--- Start ---

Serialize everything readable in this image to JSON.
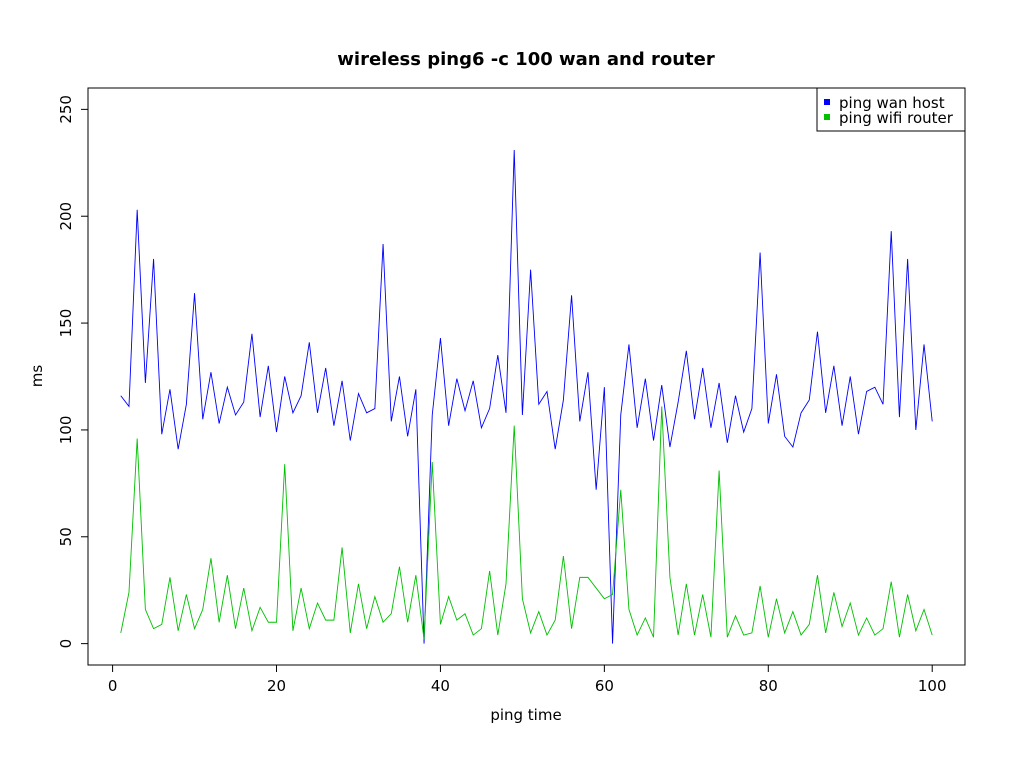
{
  "chart_data": {
    "type": "line",
    "title": "wireless ping6 -c 100 wan and router",
    "xlabel": "ping time",
    "ylabel": "ms",
    "xlim": [
      -3,
      104
    ],
    "ylim": [
      -10,
      260
    ],
    "xticks": [
      0,
      20,
      40,
      60,
      80,
      100
    ],
    "yticks": [
      0,
      50,
      100,
      150,
      200,
      250
    ],
    "legend_position": "top-right",
    "grid": false,
    "series": [
      {
        "name": "ping wan host",
        "color": "#0000ff",
        "x": [
          1,
          2,
          3,
          4,
          5,
          6,
          7,
          8,
          9,
          10,
          11,
          12,
          13,
          14,
          15,
          16,
          17,
          18,
          19,
          20,
          21,
          22,
          23,
          24,
          25,
          26,
          27,
          28,
          29,
          30,
          31,
          32,
          33,
          34,
          35,
          36,
          37,
          38,
          39,
          40,
          41,
          42,
          43,
          44,
          45,
          46,
          47,
          48,
          49,
          50,
          51,
          52,
          53,
          54,
          55,
          56,
          57,
          58,
          59,
          60,
          61,
          62,
          63,
          64,
          65,
          66,
          67,
          68,
          69,
          70,
          71,
          72,
          73,
          74,
          75,
          76,
          77,
          78,
          79,
          80,
          81,
          82,
          83,
          84,
          85,
          86,
          87,
          88,
          89,
          90,
          91,
          92,
          93,
          94,
          95,
          96,
          97,
          98,
          99,
          100
        ],
        "values": [
          116,
          111,
          203,
          122,
          180,
          98,
          119,
          91,
          112,
          164,
          105,
          127,
          103,
          120,
          107,
          113,
          145,
          106,
          130,
          99,
          125,
          108,
          116,
          141,
          108,
          129,
          102,
          123,
          95,
          117,
          108,
          110,
          187,
          104,
          125,
          97,
          119,
          0,
          107,
          143,
          102,
          124,
          109,
          123,
          101,
          110,
          135,
          108,
          231,
          107,
          175,
          112,
          118,
          91,
          114,
          163,
          104,
          127,
          72,
          120,
          0,
          107,
          140,
          101,
          124,
          95,
          121,
          92,
          113,
          137,
          105,
          129,
          101,
          122,
          94,
          116,
          99,
          110,
          183,
          103,
          126,
          97,
          92,
          108,
          114,
          146,
          108,
          130,
          102,
          125,
          98,
          118,
          120,
          112,
          193,
          106,
          180,
          100,
          140,
          104
        ]
      },
      {
        "name": "ping wifi router",
        "color": "#00c000",
        "x": [
          1,
          2,
          3,
          4,
          5,
          6,
          7,
          8,
          9,
          10,
          11,
          12,
          13,
          14,
          15,
          16,
          17,
          18,
          19,
          20,
          21,
          22,
          23,
          24,
          25,
          26,
          27,
          28,
          29,
          30,
          31,
          32,
          33,
          34,
          35,
          36,
          37,
          38,
          39,
          40,
          41,
          42,
          43,
          44,
          45,
          46,
          47,
          48,
          49,
          50,
          51,
          52,
          53,
          54,
          55,
          56,
          57,
          58,
          59,
          60,
          61,
          62,
          63,
          64,
          65,
          66,
          67,
          68,
          69,
          70,
          71,
          72,
          73,
          74,
          75,
          76,
          77,
          78,
          79,
          80,
          81,
          82,
          83,
          84,
          85,
          86,
          87,
          88,
          89,
          90,
          91,
          92,
          93,
          94,
          95,
          96,
          97,
          98,
          99,
          100
        ],
        "values": [
          5,
          24,
          96,
          16,
          7,
          9,
          31,
          6,
          23,
          7,
          16,
          40,
          10,
          32,
          7,
          26,
          6,
          17,
          10,
          10,
          84,
          6,
          26,
          7,
          19,
          11,
          11,
          45,
          5,
          28,
          7,
          22,
          10,
          14,
          36,
          10,
          32,
          2,
          85,
          9,
          22,
          11,
          14,
          4,
          7,
          34,
          4,
          28,
          102,
          21,
          5,
          15,
          4,
          11,
          41,
          7,
          31,
          31,
          26,
          21,
          23,
          72,
          16,
          4,
          12,
          3,
          111,
          31,
          4,
          28,
          4,
          23,
          3,
          81,
          3,
          13,
          4,
          5,
          27,
          3,
          21,
          5,
          15,
          4,
          9,
          32,
          5,
          24,
          8,
          19,
          4,
          12,
          4,
          7,
          29,
          3,
          23,
          6,
          16,
          4
        ]
      }
    ]
  }
}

--- End ---

TASK DESCRIPTION →
In the entries above, count each line with "name"; reply with the total only.

WRITTEN RESPONSE →
2